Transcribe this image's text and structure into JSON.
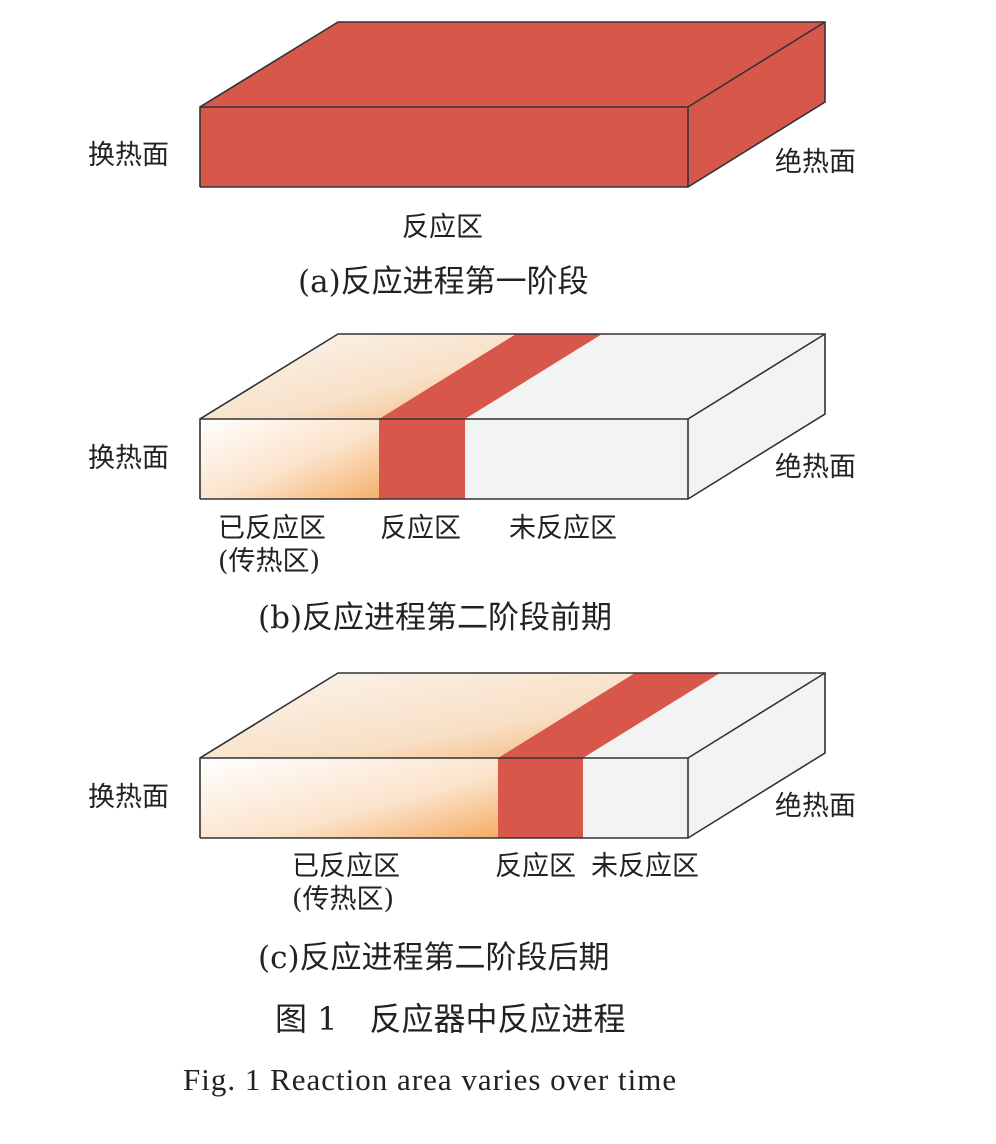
{
  "colors": {
    "reaction": "#d7574a",
    "reacted": "#f5b06a",
    "unreacted": "#f2f3f3",
    "edge": "#333333"
  },
  "panels": [
    {
      "id": "a",
      "left_label": "换热面",
      "right_label": "绝热面",
      "zone_labels": [
        "反应区"
      ],
      "caption": "(a)反应进程第一阶段",
      "reaction_start": 0,
      "reaction_end": 1
    },
    {
      "id": "b",
      "left_label": "换热面",
      "right_label": "绝热面",
      "zone_labels": [
        "已反应区",
        "(传热区)",
        "反应区",
        "未反应区"
      ],
      "caption": "(b)反应进程第二阶段前期",
      "reaction_start": 0.363,
      "reaction_end": 0.5
    },
    {
      "id": "c",
      "left_label": "换热面",
      "right_label": "绝热面",
      "zone_labels": [
        "已反应区",
        "(传热区)",
        "反应区",
        "未反应区"
      ],
      "caption": "(c)反应进程第二阶段后期",
      "reaction_start": 0.597,
      "reaction_end": 0.734
    }
  ],
  "figure_title": "图 1　反应器中反应进程",
  "figure_title_en": "Fig. 1  Reaction area varies over time"
}
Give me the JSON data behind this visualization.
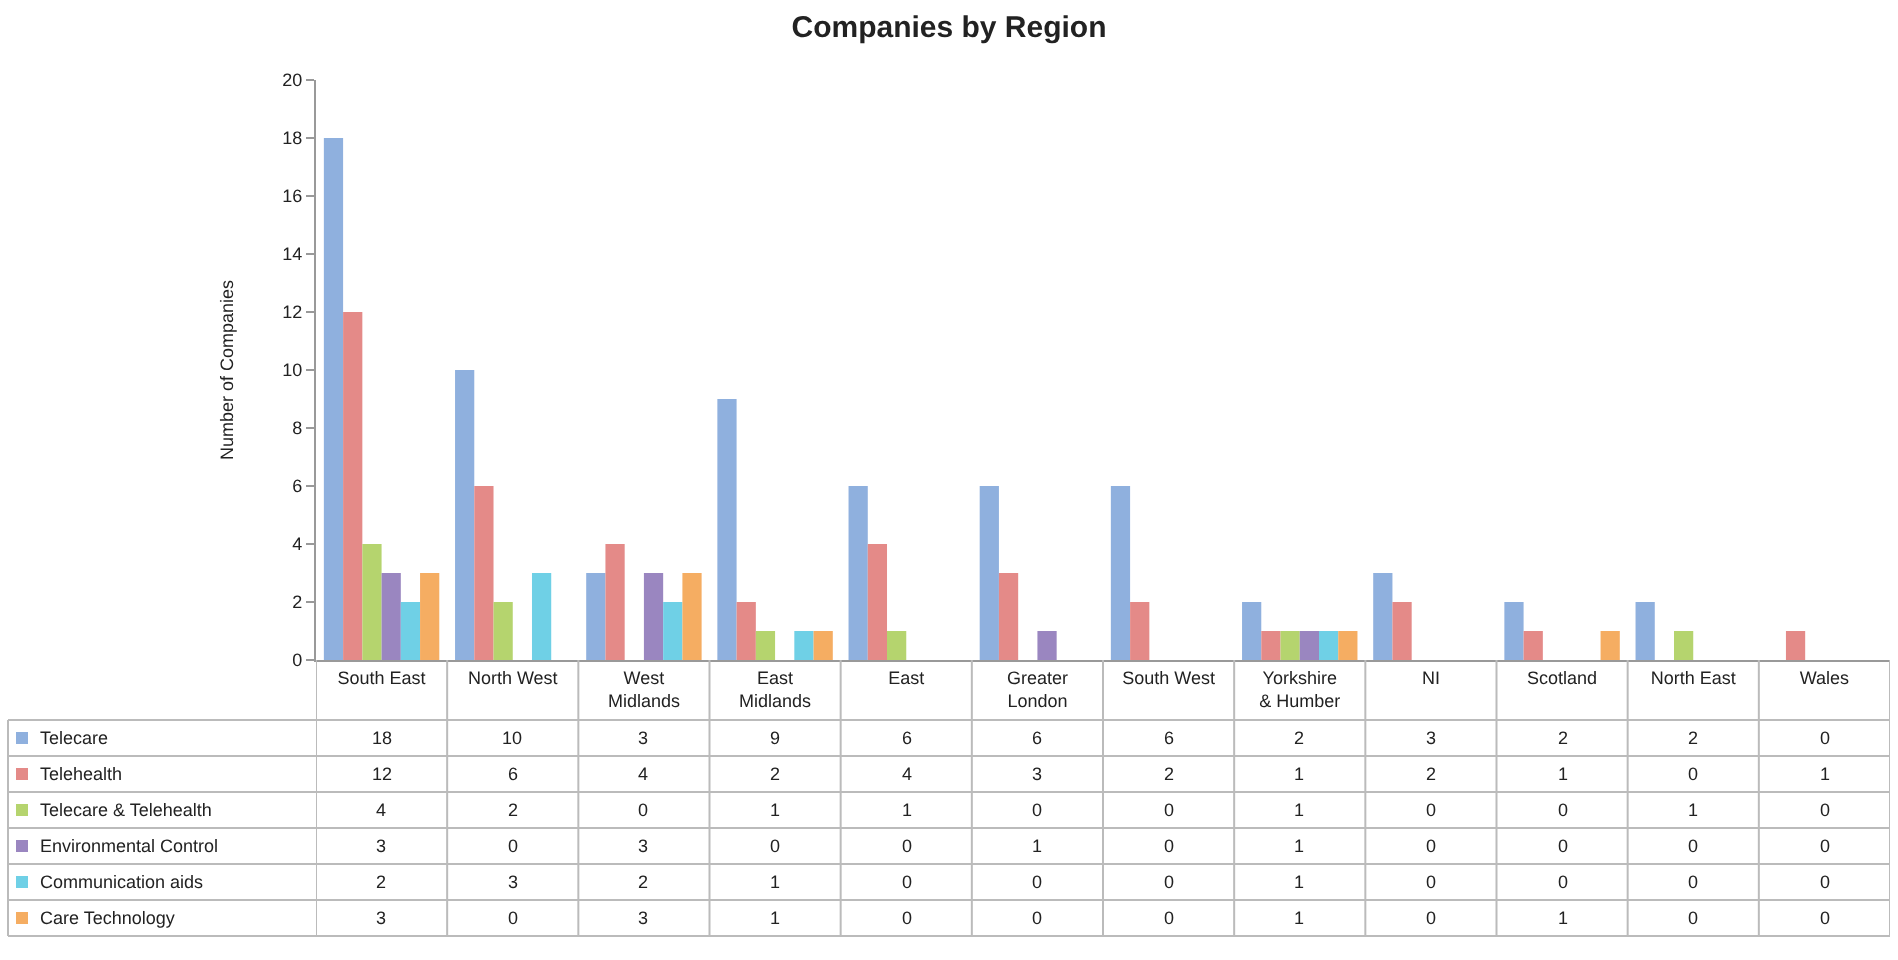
{
  "chart_data": {
    "type": "bar",
    "title": "Companies by Region",
    "ylabel": "Number of Companies",
    "categories": [
      "South East",
      "North West",
      "West Midlands",
      "East Midlands",
      "East",
      "Greater London",
      "South West",
      "Yorkshire & Humber",
      "NI",
      "Scotland",
      "North East",
      "Wales"
    ],
    "series": [
      {
        "name": "Telecare",
        "color": "#8fb0de",
        "values": [
          18,
          10,
          3,
          9,
          6,
          6,
          6,
          2,
          3,
          2,
          2,
          0
        ]
      },
      {
        "name": "Telehealth",
        "color": "#e48a88",
        "values": [
          12,
          6,
          4,
          2,
          4,
          3,
          2,
          1,
          2,
          1,
          0,
          1
        ]
      },
      {
        "name": "Telecare & Telehealth",
        "color": "#b5d46e",
        "values": [
          4,
          2,
          0,
          1,
          1,
          0,
          0,
          1,
          0,
          0,
          1,
          0
        ]
      },
      {
        "name": "Environmental Control",
        "color": "#9a86c0",
        "values": [
          3,
          0,
          3,
          0,
          0,
          1,
          0,
          1,
          0,
          0,
          0,
          0
        ]
      },
      {
        "name": "Communication aids",
        "color": "#6fd0e6",
        "values": [
          2,
          3,
          2,
          1,
          0,
          0,
          0,
          1,
          0,
          0,
          0,
          0
        ]
      },
      {
        "name": "Care Technology",
        "color": "#f5ad62",
        "values": [
          3,
          0,
          3,
          1,
          0,
          0,
          0,
          1,
          0,
          1,
          0,
          0
        ]
      }
    ],
    "ylim": [
      0,
      20
    ],
    "yticks": [
      0,
      2,
      4,
      6,
      8,
      10,
      12,
      14,
      16,
      18,
      20
    ],
    "grid": false,
    "legend": "bottom left",
    "data_labels": true
  }
}
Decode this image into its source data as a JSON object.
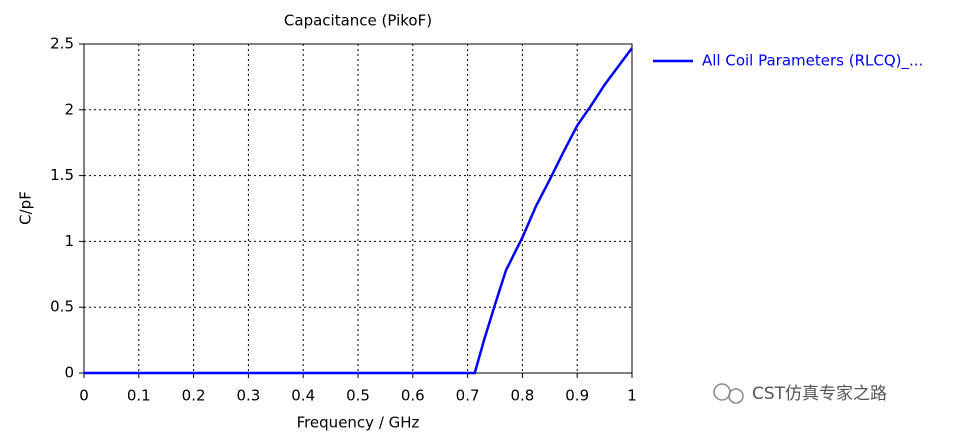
{
  "chart_data": {
    "type": "line",
    "title": "Capacitance (PikoF)",
    "x_label": "Frequency / GHz",
    "y_label": "C/pF",
    "x": [
      0,
      0.1,
      0.2,
      0.3,
      0.4,
      0.5,
      0.6,
      0.7,
      0.713,
      0.73,
      0.75,
      0.77,
      0.8,
      0.825,
      0.85,
      0.875,
      0.9,
      0.925,
      0.95,
      0.975,
      1.0
    ],
    "series": [
      {
        "name": "All Coil Parameters (RLCQ)_...",
        "color": "#0000ff",
        "values": [
          0,
          0,
          0,
          0,
          0,
          0,
          0,
          0,
          0,
          0.25,
          0.52,
          0.78,
          1.03,
          1.27,
          1.47,
          1.68,
          1.88,
          2.03,
          2.19,
          2.33,
          2.47
        ]
      }
    ],
    "xlim": [
      0,
      1
    ],
    "ylim": [
      0,
      2.5
    ],
    "xticks": [
      0,
      0.1,
      0.2,
      0.3,
      0.4,
      0.5,
      0.6,
      0.7,
      0.8,
      0.9,
      1
    ],
    "yticks": [
      0,
      0.5,
      1,
      1.5,
      2,
      2.5
    ],
    "grid": true,
    "legend": "right",
    "watermark": "CST仿真专家之路"
  }
}
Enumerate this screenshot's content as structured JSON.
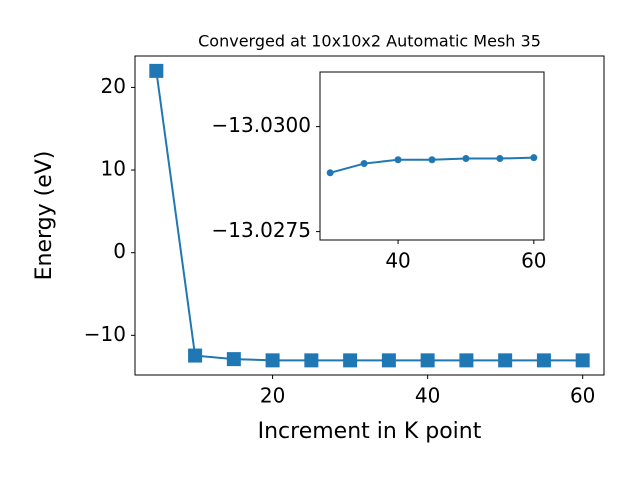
{
  "chart_data": [
    {
      "type": "line",
      "title": "Converged at 10x10x2 Automatic Mesh 35",
      "xlabel": "Increment in K point",
      "ylabel": "Energy (eV)",
      "x": [
        5,
        10,
        15,
        20,
        25,
        30,
        35,
        40,
        45,
        50,
        55,
        60
      ],
      "series": [
        {
          "color": "#1f77b4",
          "marker": "square",
          "values": [
            22,
            -12.45,
            -12.88,
            -13.028,
            -13.0285,
            -13.0289,
            -13.0291,
            -13.0292,
            -13.0292,
            -13.0292,
            -13.0293,
            -13.0293
          ]
        }
      ],
      "xlim": [
        2.25,
        62.75
      ],
      "xticks": [
        20,
        40,
        60
      ],
      "ylim": [
        -14.8,
        23.8
      ],
      "yticks": [
        {
          "value": -10,
          "label": "−10"
        },
        0,
        10,
        20
      ]
    },
    {
      "type": "line",
      "x": [
        30,
        35,
        40,
        45,
        50,
        55,
        60
      ],
      "series": [
        {
          "color": "#1f77b4",
          "marker": "circle",
          "values": [
            -13.0289,
            -13.02912,
            -13.02921,
            -13.02921,
            -13.02924,
            -13.02924,
            -13.02926
          ]
        }
      ],
      "xlim": [
        28.5,
        61.5
      ],
      "xticks": [
        40,
        60
      ],
      "ylim": [
        -13.0273,
        -13.0313
      ],
      "yticks": [
        {
          "value": -13.03,
          "label": "−13.0300"
        },
        {
          "value": -13.0275,
          "label": "−13.0275"
        }
      ]
    }
  ]
}
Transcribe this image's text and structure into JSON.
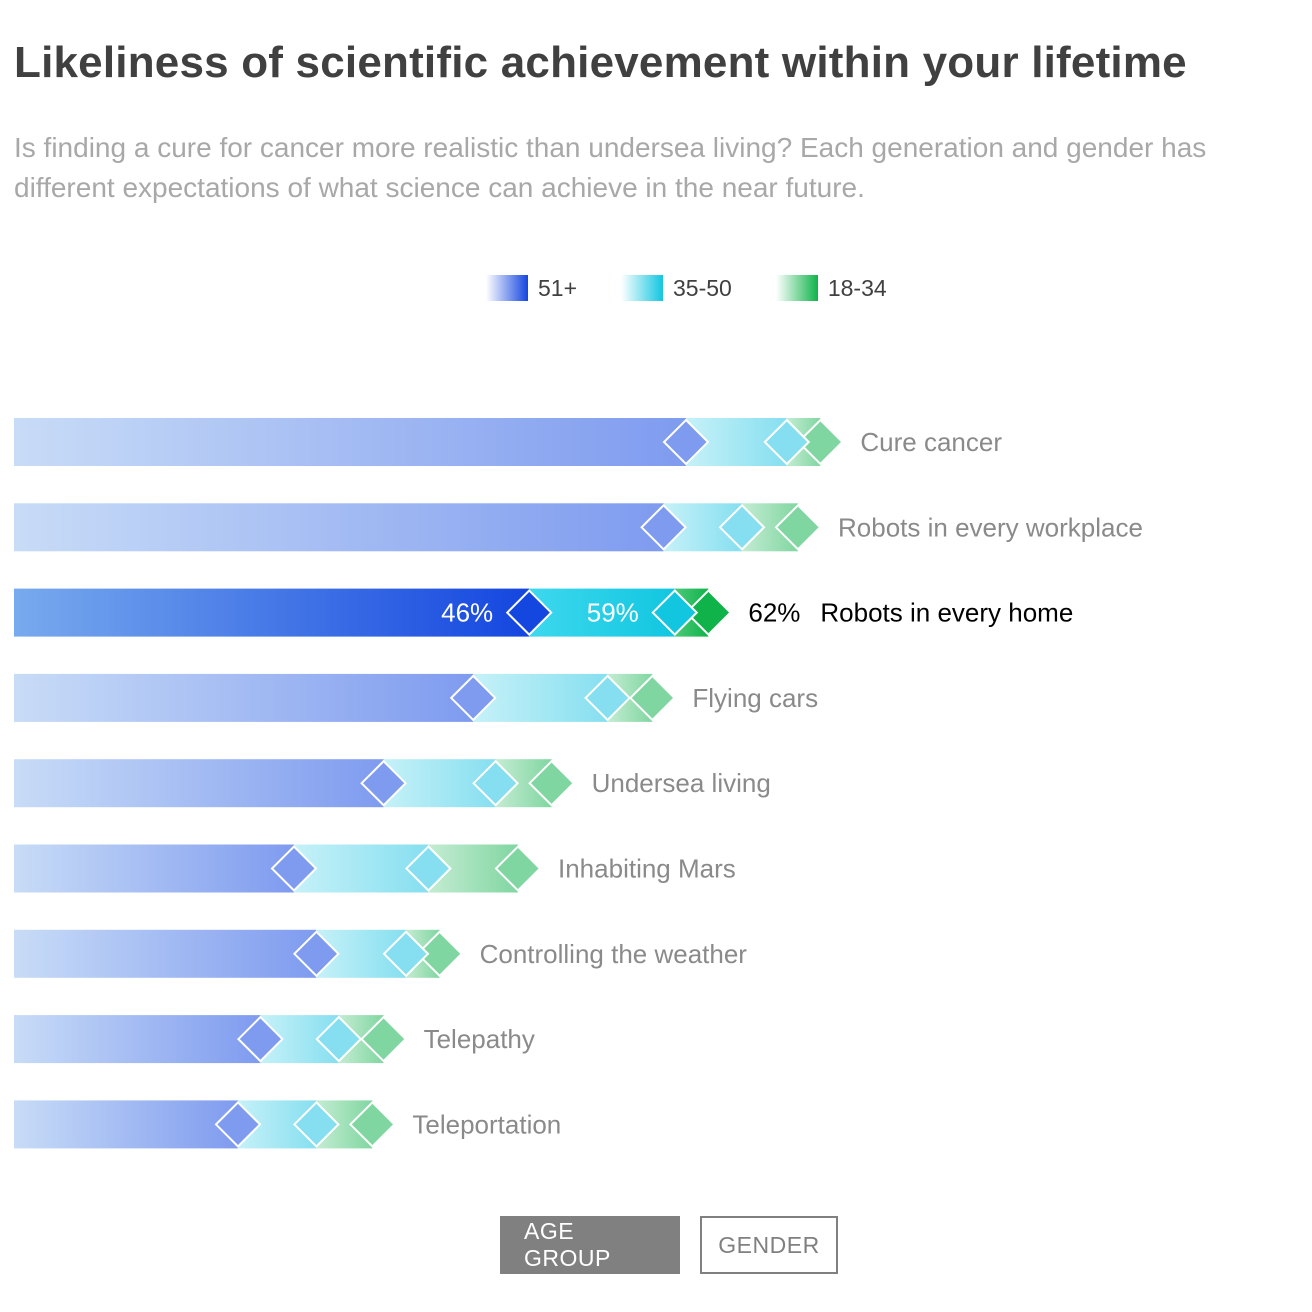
{
  "header": {
    "title": "Likeliness of scientific achievement within your lifetime",
    "subtitle": "Is finding a cure for cancer more realistic than undersea living? Each generation and gender has different expectations of what science can achieve in the near future."
  },
  "legend": [
    {
      "label": "51+",
      "color_light": "#ffffff",
      "color": "#1446e0"
    },
    {
      "label": "35-50",
      "color_light": "#ffffff",
      "color": "#12c6e0"
    },
    {
      "label": "18-34",
      "color_light": "#ffffff",
      "color": "#0fb34a"
    }
  ],
  "colors": {
    "series_51": "#1446e0",
    "series_35": "#12c6e0",
    "series_18": "#0fb34a",
    "label_muted": "#8a8a8a",
    "label_active": "#000000"
  },
  "toggle": {
    "age_group": "AGE GROUP",
    "gender": "GENDER"
  },
  "chart_data": {
    "type": "bar",
    "title": "Likeliness of scientific achievement within your lifetime",
    "xlim": [
      0,
      100
    ],
    "highlighted_category": "Robots in every home",
    "categories": [
      "Cure cancer",
      "Robots in every workplace",
      "Robots in every home",
      "Flying cars",
      "Undersea living",
      "Inhabiting Mars",
      "Controlling the weather",
      "Telepathy",
      "Teleportation"
    ],
    "series": [
      {
        "name": "51+",
        "values": [
          60,
          58,
          46,
          41,
          33,
          25,
          27,
          22,
          20
        ]
      },
      {
        "name": "35-50",
        "values": [
          69,
          65,
          59,
          53,
          43,
          37,
          35,
          29,
          27
        ]
      },
      {
        "name": "18-34",
        "values": [
          72,
          70,
          62,
          57,
          48,
          45,
          38,
          33,
          32
        ]
      }
    ],
    "highlight_labels": {
      "51+": "46%",
      "35-50": "59%",
      "18-34": "62%"
    }
  }
}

════════════════════

Show the lines of the data that hold the word "every".

## REPLY
    "highlighted_category": "Robots in every home",
      "Robots in every workplace",
      "Robots in every home",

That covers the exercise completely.